• [Data items]:

>> begin

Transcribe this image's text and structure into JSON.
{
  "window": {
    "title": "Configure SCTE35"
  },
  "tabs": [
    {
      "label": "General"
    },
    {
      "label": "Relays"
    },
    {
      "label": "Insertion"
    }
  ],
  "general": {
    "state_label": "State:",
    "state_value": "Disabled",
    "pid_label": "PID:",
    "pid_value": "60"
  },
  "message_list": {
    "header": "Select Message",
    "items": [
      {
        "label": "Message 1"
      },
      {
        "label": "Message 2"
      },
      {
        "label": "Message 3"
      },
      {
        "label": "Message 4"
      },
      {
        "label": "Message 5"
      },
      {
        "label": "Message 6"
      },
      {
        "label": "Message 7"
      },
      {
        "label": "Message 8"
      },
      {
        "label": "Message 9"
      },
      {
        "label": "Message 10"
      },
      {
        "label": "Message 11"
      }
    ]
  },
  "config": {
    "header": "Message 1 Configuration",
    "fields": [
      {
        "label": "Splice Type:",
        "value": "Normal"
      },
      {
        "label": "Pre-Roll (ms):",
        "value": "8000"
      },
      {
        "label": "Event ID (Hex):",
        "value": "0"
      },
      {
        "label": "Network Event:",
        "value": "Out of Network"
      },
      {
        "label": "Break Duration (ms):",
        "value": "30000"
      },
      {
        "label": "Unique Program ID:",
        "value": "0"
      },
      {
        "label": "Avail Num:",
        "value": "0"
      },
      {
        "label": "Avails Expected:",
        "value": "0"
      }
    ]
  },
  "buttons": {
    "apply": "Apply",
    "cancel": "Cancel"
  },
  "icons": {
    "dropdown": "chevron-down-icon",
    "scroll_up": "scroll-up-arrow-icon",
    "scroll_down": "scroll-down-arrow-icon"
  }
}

>> end

• [Goal]:
Take every line from the data that contains the word "Event".

• [Solution for this exercise]:
        "label": "Event ID (Hex):",
        "label": "Network Event:",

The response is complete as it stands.